▸ Material for the task:
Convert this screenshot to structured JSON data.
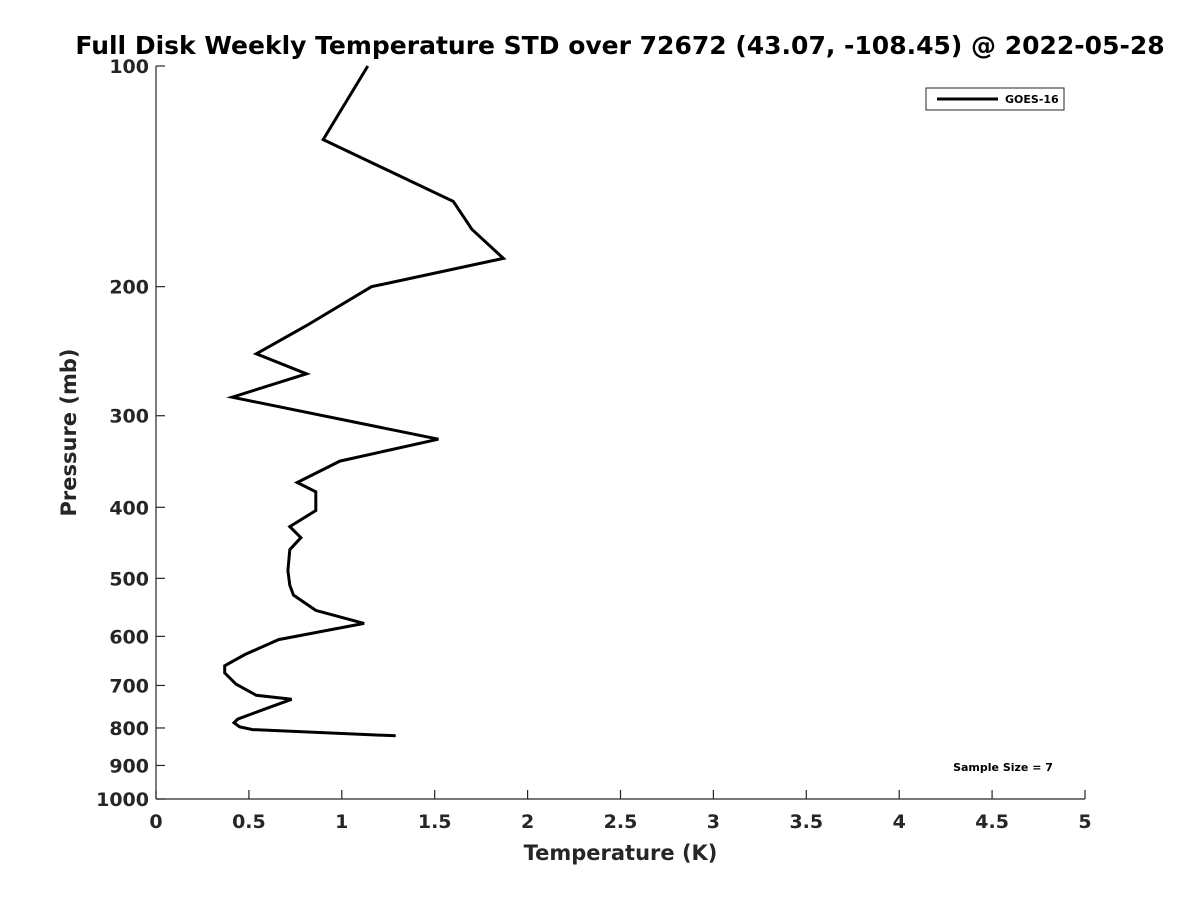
{
  "chart_data": {
    "type": "line",
    "title": "Full Disk Weekly Temperature STD over 72672 (43.07, -108.45) @ 2022-05-28",
    "xlabel": "Temperature (K)",
    "ylabel": "Pressure (mb)",
    "xlim": [
      0,
      5
    ],
    "ylim": [
      1000,
      100
    ],
    "yscale": "log",
    "y_reversed": true,
    "grid": false,
    "legend_position": "top-right",
    "x_ticks": [
      "0",
      "0.5",
      "1",
      "1.5",
      "2",
      "2.5",
      "3",
      "3.5",
      "4",
      "4.5",
      "5"
    ],
    "y_ticks": [
      "100",
      "200",
      "300",
      "400",
      "500",
      "600",
      "700",
      "800",
      "900",
      "1000"
    ],
    "annotation": "Sample Size = 7",
    "series": [
      {
        "name": "GOES-16",
        "color": "#000000",
        "points": [
          [
            1.14,
            100
          ],
          [
            0.9,
            126
          ],
          [
            1.6,
            153
          ],
          [
            1.7,
            167
          ],
          [
            1.87,
            183
          ],
          [
            1.16,
            200
          ],
          [
            0.81,
            226
          ],
          [
            0.54,
            247
          ],
          [
            0.81,
            263
          ],
          [
            0.41,
            283
          ],
          [
            1.52,
            323
          ],
          [
            0.99,
            346
          ],
          [
            0.76,
            370
          ],
          [
            0.86,
            381
          ],
          [
            0.86,
            404
          ],
          [
            0.72,
            425
          ],
          [
            0.78,
            440
          ],
          [
            0.72,
            457
          ],
          [
            0.71,
            488
          ],
          [
            0.72,
            511
          ],
          [
            0.74,
            527
          ],
          [
            0.86,
            553
          ],
          [
            1.12,
            576
          ],
          [
            0.66,
            606
          ],
          [
            0.48,
            635
          ],
          [
            0.37,
            658
          ],
          [
            0.37,
            673
          ],
          [
            0.43,
            697
          ],
          [
            0.54,
            722
          ],
          [
            0.73,
            731
          ],
          [
            0.56,
            758
          ],
          [
            0.44,
            778
          ],
          [
            0.42,
            787
          ],
          [
            0.45,
            797
          ],
          [
            0.52,
            804
          ],
          [
            1.29,
            820
          ]
        ]
      }
    ]
  }
}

▸ Exercise aim:
Find every line in the records above that holds the word "Temperature", and copy each one.

▸ Final result:
    "title": "Full Disk Weekly Temperature STD over 72672 (43.07, -108.45) @ 2022-05-28",
    "xlabel": "Temperature (K)",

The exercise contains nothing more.